(EXERCISE TASK):
In the records below, find each line containing the word "Choroby" and copy it.
━━ MATERIAL FOR THE TASK ━━
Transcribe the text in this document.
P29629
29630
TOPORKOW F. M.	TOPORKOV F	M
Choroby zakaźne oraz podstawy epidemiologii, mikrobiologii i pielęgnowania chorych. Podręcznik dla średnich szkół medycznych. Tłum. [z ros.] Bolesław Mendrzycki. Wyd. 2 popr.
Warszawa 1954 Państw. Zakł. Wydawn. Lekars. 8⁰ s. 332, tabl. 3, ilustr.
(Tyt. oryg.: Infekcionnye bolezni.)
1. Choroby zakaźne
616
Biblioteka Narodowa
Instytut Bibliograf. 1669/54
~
━━━
(WRITTEN REPLY):
Choroby zakaźne oraz podstawy epidemiologii, mikrobiologii i pielęgnowania chorych. Podręcznik dla średnich szkół medycznych. Tłum. [z ros.] Bolesław Mendrzycki. Wyd. 2 popr.
1. Choroby zakaźne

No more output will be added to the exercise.